§ To do
Duplicate the following entries line by line, changing nothing.

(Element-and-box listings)
****************

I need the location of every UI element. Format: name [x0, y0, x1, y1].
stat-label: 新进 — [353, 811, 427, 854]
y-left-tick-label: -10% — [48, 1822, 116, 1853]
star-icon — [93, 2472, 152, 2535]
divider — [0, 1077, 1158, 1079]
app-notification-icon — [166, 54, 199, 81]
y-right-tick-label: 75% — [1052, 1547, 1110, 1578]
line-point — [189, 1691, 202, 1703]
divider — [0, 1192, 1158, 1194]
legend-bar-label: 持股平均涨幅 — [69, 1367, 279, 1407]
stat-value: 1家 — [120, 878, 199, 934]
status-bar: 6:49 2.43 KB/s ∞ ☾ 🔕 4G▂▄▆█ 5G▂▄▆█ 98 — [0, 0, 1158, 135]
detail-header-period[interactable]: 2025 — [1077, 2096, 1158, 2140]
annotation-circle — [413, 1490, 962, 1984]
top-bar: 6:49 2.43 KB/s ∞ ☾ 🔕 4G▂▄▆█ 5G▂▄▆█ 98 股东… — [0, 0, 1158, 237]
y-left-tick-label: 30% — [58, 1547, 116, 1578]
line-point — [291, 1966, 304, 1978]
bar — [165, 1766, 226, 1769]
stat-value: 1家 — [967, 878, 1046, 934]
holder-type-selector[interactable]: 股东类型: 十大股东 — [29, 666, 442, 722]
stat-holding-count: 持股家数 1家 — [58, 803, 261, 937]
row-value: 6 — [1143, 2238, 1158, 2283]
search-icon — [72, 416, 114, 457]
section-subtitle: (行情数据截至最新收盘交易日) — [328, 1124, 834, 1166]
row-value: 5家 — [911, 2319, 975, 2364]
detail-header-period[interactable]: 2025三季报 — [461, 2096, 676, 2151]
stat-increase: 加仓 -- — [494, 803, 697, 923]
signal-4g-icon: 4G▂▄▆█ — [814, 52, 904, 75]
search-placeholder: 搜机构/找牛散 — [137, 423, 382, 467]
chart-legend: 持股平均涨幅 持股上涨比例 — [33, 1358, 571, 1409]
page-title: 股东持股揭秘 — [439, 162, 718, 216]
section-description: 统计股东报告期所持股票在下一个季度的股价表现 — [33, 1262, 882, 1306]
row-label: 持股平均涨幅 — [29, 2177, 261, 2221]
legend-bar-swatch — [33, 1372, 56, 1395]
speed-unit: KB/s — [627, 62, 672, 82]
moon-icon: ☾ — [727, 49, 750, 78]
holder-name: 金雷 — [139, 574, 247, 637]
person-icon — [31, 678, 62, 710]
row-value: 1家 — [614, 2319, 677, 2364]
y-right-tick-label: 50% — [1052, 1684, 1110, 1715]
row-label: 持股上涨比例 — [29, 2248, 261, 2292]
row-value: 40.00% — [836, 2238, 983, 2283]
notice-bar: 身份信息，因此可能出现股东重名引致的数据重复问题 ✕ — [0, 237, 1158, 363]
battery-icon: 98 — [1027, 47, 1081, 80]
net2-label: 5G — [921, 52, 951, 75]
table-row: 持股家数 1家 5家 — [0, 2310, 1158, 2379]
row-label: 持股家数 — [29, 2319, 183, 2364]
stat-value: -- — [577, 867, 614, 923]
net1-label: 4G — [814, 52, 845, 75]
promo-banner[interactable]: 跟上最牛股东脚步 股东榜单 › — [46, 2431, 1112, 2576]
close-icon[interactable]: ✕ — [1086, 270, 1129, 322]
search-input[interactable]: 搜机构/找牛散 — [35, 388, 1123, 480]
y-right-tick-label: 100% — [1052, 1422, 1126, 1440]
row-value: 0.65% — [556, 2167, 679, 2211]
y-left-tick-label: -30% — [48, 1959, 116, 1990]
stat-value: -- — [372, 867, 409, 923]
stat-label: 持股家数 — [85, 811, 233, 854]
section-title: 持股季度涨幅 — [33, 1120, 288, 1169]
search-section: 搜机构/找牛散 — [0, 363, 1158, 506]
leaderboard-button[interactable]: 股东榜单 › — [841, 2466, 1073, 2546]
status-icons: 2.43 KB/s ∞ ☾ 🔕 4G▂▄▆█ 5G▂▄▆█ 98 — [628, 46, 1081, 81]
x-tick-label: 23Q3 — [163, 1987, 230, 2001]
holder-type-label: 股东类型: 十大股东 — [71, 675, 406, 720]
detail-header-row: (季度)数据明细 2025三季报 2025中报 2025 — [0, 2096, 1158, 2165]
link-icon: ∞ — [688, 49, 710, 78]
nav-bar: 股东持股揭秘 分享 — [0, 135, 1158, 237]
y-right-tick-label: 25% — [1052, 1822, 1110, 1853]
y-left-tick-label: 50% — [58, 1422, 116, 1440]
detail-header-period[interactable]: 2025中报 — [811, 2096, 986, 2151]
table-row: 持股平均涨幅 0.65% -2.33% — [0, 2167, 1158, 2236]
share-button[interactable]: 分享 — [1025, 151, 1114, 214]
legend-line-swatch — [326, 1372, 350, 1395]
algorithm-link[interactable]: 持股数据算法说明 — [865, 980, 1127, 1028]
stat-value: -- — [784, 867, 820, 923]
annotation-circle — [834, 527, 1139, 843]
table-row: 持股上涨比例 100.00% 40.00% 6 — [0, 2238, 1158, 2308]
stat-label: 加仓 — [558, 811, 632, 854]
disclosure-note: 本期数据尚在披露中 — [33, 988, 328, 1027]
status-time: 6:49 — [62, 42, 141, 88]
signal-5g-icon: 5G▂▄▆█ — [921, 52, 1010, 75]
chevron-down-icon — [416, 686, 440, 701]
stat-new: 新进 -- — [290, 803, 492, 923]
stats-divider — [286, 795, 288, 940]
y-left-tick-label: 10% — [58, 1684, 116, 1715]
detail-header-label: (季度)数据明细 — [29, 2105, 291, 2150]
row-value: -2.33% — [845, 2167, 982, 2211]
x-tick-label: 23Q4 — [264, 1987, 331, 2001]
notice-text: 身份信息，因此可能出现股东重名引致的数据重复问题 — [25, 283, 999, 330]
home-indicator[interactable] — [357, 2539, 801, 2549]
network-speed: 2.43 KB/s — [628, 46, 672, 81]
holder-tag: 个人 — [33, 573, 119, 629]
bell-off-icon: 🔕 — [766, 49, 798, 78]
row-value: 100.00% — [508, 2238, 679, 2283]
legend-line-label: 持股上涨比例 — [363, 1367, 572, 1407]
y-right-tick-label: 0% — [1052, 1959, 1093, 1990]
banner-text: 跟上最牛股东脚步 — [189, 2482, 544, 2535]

****************

§ Exercise result
I need the location of every UI element. Format: name [x0, y0, x1, y1].
stat-label: 新进 — [353, 811, 427, 854]
y-left-tick-label: -10% — [48, 1822, 116, 1853]
star-icon — [93, 2472, 152, 2535]
divider — [0, 1077, 1158, 1079]
app-notification-icon — [166, 54, 199, 81]
y-right-tick-label: 75% — [1052, 1547, 1110, 1578]
line-point — [189, 1691, 202, 1703]
divider — [0, 1192, 1158, 1194]
legend-bar-label: 持股平均涨幅 — [69, 1367, 279, 1407]
stat-value: 1家 — [120, 878, 199, 934]
status-bar: 6:49 2.43 KB/s ∞ ☾ 🔕 4G▂▄▆█ 5G▂▄▆█ 98 — [0, 0, 1158, 135]
detail-header-period[interactable]: 2025 — [1077, 2096, 1158, 2140]
annotation-circle — [413, 1490, 962, 1984]
top-bar: 6:49 2.43 KB/s ∞ ☾ 🔕 4G▂▄▆█ 5G▂▄▆█ 98 股东… — [0, 0, 1158, 237]
y-left-tick-label: 30% — [58, 1547, 116, 1578]
line-point — [291, 1966, 304, 1978]
bar — [165, 1766, 226, 1769]
stat-value: 1家 — [967, 878, 1046, 934]
holder-type-selector[interactable]: 股东类型: 十大股东 — [29, 666, 442, 722]
stat-holding-count: 持股家数 1家 — [58, 803, 261, 937]
row-value: 6 — [1143, 2238, 1158, 2283]
search-icon — [72, 416, 114, 457]
section-subtitle: (行情数据截至最新收盘交易日) — [328, 1124, 834, 1166]
row-value: 5家 — [911, 2319, 975, 2364]
detail-header-period[interactable]: 2025三季报 — [461, 2096, 676, 2151]
stat-increase: 加仓 -- — [494, 803, 697, 923]
signal-4g-icon: 4G▂▄▆█ — [814, 52, 904, 75]
search-placeholder: 搜机构/找牛散 — [137, 423, 382, 467]
chart-legend: 持股平均涨幅 持股上涨比例 — [33, 1358, 571, 1409]
page-title: 股东持股揭秘 — [439, 162, 718, 216]
section-description: 统计股东报告期所持股票在下一个季度的股价表现 — [33, 1262, 882, 1306]
row-label: 持股平均涨幅 — [29, 2177, 261, 2221]
legend-bar-swatch — [33, 1372, 56, 1395]
speed-unit: KB/s — [627, 62, 672, 82]
moon-icon: ☾ — [727, 49, 750, 78]
holder-name: 金雷 — [139, 574, 247, 637]
person-icon — [31, 678, 62, 710]
row-value: 1家 — [614, 2319, 677, 2364]
y-right-tick-label: 50% — [1052, 1684, 1110, 1715]
row-label: 持股上涨比例 — [29, 2248, 261, 2292]
row-value: 40.00% — [836, 2238, 983, 2283]
notice-bar: 身份信息，因此可能出现股东重名引致的数据重复问题 ✕ — [0, 237, 1158, 363]
battery-icon: 98 — [1027, 47, 1081, 80]
net2-label: 5G — [921, 52, 951, 75]
table-row: 持股家数 1家 5家 — [0, 2310, 1158, 2379]
row-label: 持股家数 — [29, 2319, 183, 2364]
stat-value: -- — [577, 867, 614, 923]
net1-label: 4G — [814, 52, 845, 75]
promo-banner[interactable]: 跟上最牛股东脚步 股东榜单 › — [46, 2431, 1112, 2576]
close-icon[interactable]: ✕ — [1086, 270, 1129, 322]
search-input[interactable]: 搜机构/找牛散 — [35, 388, 1123, 480]
y-right-tick-label: 100% — [1052, 1422, 1126, 1440]
row-value: 0.65% — [556, 2167, 679, 2211]
y-left-tick-label: -30% — [48, 1959, 116, 1990]
stat-value: -- — [372, 867, 409, 923]
stat-label: 持股家数 — [85, 811, 233, 854]
section-title: 持股季度涨幅 — [33, 1120, 288, 1169]
search-section: 搜机构/找牛散 — [0, 363, 1158, 506]
leaderboard-button[interactable]: 股东榜单 › — [841, 2466, 1073, 2546]
status-icons: 2.43 KB/s ∞ ☾ 🔕 4G▂▄▆█ 5G▂▄▆█ 98 — [628, 46, 1081, 81]
x-tick-label: 23Q3 — [163, 1987, 230, 2001]
holder-type-label: 股东类型: 十大股东 — [71, 675, 406, 720]
detail-header-row: (季度)数据明细 2025三季报 2025中报 2025 — [0, 2096, 1158, 2165]
link-icon: ∞ — [688, 49, 710, 78]
nav-bar: 股东持股揭秘 分享 — [0, 135, 1158, 237]
y-right-tick-label: 25% — [1052, 1822, 1110, 1853]
y-left-tick-label: 50% — [58, 1422, 116, 1440]
detail-header-period[interactable]: 2025中报 — [811, 2096, 986, 2151]
table-row: 持股平均涨幅 0.65% -2.33% — [0, 2167, 1158, 2236]
share-button[interactable]: 分享 — [1025, 151, 1114, 214]
legend-line-swatch — [326, 1372, 350, 1395]
algorithm-link[interactable]: 持股数据算法说明 — [865, 980, 1127, 1028]
stat-value: -- — [784, 867, 820, 923]
annotation-circle — [834, 527, 1139, 843]
table-row: 持股上涨比例 100.00% 40.00% 6 — [0, 2238, 1158, 2308]
stat-label: 加仓 — [558, 811, 632, 854]
disclosure-note: 本期数据尚在披露中 — [33, 988, 328, 1027]
status-time: 6:49 — [62, 42, 141, 88]
signal-5g-icon: 5G▂▄▆█ — [921, 52, 1010, 75]
chevron-down-icon — [416, 686, 440, 701]
stat-new: 新进 -- — [290, 803, 492, 923]
stats-divider — [286, 795, 288, 940]
y-left-tick-label: 10% — [58, 1684, 116, 1715]
detail-header-label: (季度)数据明细 — [29, 2105, 291, 2150]
row-value: -2.33% — [845, 2167, 982, 2211]
x-tick-label: 23Q4 — [264, 1987, 331, 2001]
notice-text: 身份信息，因此可能出现股东重名引致的数据重复问题 — [25, 283, 999, 330]
home-indicator[interactable] — [357, 2539, 801, 2549]
network-speed: 2.43 KB/s — [628, 46, 672, 81]
holder-tag: 个人 — [33, 573, 119, 629]
bell-off-icon: 🔕 — [766, 49, 798, 78]
row-value: 100.00% — [508, 2238, 679, 2283]
legend-line-label: 持股上涨比例 — [363, 1367, 572, 1407]
y-right-tick-label: 0% — [1052, 1959, 1093, 1990]
banner-text: 跟上最牛股东脚步 — [189, 2482, 544, 2535]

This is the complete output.